>> Start GIVEN DATA
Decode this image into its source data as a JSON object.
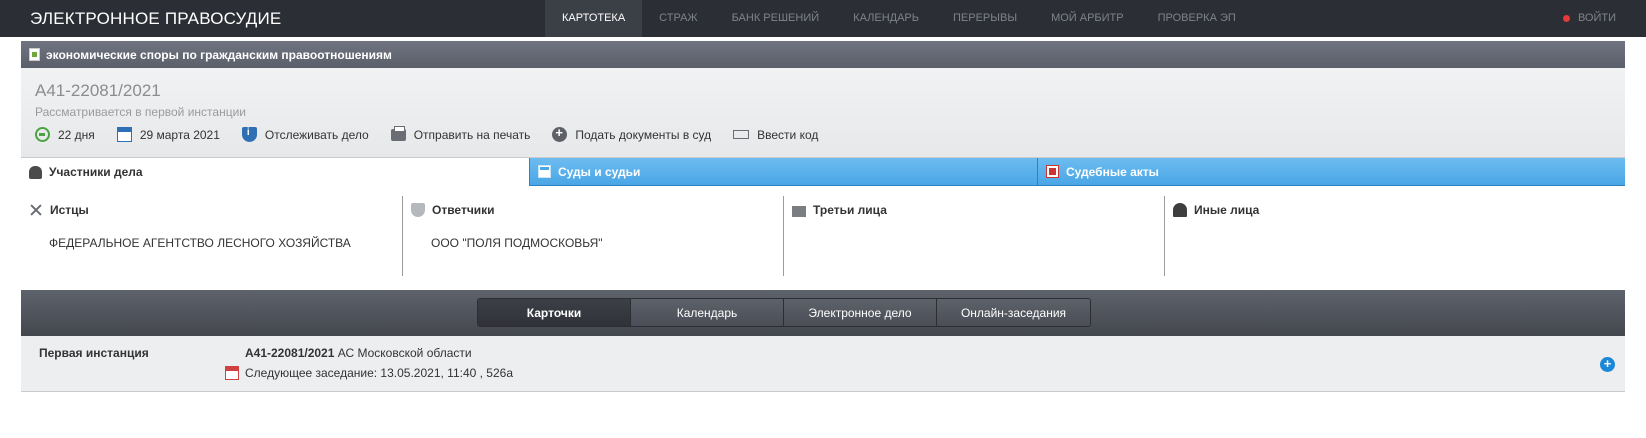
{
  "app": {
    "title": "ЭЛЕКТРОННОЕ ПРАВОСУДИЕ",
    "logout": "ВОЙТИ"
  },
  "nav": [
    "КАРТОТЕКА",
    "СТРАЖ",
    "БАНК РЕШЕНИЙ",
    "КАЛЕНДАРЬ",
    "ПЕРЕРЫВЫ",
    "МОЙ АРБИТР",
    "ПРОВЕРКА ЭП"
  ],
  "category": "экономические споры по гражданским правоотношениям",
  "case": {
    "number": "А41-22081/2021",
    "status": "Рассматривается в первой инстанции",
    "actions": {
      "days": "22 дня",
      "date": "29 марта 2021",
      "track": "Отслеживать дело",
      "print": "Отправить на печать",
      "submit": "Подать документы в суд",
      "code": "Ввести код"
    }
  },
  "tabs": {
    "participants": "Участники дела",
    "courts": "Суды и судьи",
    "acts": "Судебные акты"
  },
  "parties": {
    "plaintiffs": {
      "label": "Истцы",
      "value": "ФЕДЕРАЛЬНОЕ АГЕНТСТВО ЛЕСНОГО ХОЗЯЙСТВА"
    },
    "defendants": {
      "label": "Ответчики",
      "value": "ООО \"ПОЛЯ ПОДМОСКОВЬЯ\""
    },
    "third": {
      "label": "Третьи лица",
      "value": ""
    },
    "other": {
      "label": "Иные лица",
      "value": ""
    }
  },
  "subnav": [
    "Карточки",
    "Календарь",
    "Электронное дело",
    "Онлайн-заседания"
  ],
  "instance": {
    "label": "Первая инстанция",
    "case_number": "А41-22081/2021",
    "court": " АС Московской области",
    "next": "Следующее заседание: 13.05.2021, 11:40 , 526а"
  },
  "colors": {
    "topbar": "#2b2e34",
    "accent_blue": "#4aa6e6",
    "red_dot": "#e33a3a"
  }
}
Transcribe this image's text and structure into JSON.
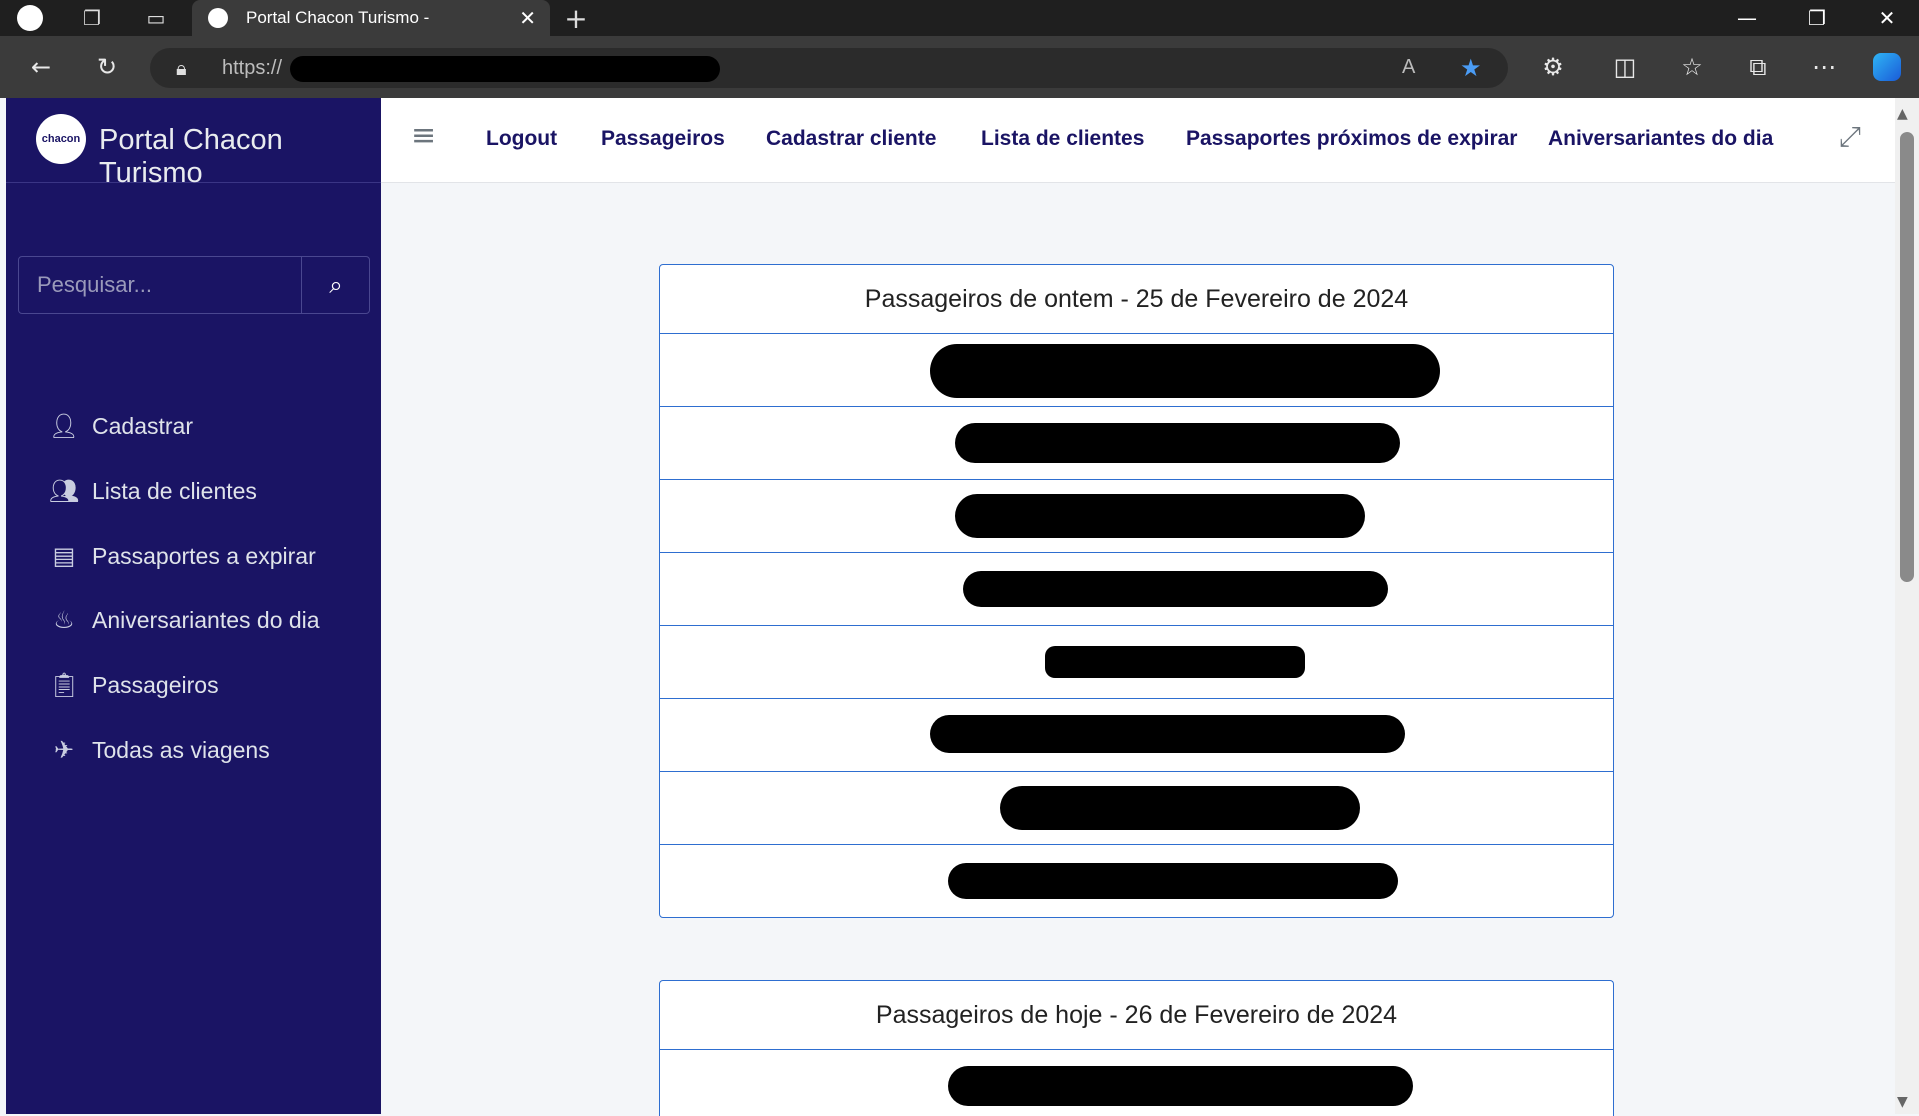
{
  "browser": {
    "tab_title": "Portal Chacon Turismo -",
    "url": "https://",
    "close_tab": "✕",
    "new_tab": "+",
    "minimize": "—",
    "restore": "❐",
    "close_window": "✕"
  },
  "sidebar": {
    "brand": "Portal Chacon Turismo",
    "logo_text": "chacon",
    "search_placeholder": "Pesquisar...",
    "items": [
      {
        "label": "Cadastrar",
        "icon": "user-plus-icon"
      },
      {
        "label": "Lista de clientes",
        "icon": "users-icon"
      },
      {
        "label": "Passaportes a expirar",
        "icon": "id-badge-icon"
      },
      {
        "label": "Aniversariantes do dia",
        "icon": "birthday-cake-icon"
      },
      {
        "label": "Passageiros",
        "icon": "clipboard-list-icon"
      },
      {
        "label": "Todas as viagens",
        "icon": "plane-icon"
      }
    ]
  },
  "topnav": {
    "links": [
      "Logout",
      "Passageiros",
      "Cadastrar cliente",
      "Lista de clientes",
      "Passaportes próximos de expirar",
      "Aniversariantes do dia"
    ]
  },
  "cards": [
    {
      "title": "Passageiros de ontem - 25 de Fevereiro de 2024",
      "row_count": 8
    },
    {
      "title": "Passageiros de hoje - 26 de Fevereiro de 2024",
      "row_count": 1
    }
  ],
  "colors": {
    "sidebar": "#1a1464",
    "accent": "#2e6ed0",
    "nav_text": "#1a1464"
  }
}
>> End GIVEN DATA
>> Start GIVEN DATA
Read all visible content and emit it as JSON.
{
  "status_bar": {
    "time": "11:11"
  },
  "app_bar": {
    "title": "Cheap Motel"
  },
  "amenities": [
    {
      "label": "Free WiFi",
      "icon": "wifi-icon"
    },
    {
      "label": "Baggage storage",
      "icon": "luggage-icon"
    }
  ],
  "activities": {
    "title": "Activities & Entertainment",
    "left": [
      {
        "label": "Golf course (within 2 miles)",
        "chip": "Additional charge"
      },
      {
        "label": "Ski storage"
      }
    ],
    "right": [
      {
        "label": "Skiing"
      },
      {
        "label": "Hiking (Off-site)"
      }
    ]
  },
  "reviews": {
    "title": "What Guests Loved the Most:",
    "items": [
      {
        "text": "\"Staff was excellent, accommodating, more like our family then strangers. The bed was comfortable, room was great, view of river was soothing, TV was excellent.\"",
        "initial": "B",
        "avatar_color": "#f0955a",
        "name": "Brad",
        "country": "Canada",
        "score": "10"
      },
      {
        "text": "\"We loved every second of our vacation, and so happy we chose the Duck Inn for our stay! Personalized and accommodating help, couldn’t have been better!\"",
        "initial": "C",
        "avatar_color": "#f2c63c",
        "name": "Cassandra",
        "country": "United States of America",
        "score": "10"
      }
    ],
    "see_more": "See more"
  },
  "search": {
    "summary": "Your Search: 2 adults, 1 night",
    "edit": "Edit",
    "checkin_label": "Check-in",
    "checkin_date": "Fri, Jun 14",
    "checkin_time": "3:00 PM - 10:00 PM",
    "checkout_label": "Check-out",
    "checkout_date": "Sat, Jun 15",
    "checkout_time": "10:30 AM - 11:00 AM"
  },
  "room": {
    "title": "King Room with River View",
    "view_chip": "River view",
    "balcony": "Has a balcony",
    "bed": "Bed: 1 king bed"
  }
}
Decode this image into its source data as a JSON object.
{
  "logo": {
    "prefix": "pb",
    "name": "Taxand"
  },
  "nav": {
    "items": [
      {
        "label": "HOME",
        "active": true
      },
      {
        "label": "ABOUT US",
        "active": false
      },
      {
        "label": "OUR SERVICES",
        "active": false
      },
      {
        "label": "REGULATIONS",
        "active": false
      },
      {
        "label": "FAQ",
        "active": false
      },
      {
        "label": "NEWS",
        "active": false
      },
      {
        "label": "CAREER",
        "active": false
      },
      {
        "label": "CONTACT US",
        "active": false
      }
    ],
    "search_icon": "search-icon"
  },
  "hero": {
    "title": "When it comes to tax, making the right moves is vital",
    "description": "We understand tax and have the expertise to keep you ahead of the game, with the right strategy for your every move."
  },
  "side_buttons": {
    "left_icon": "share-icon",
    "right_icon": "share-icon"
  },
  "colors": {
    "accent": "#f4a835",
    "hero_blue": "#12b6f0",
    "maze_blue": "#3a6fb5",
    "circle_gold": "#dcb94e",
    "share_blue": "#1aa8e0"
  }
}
>> End GIVEN DATA
* WORK TO DO
Copy each line holding the word "Aniversariantes" from the listing above.

* THE REPLY
        "label": "Aniversariantes do dia",
      "Aniversariantes do dia"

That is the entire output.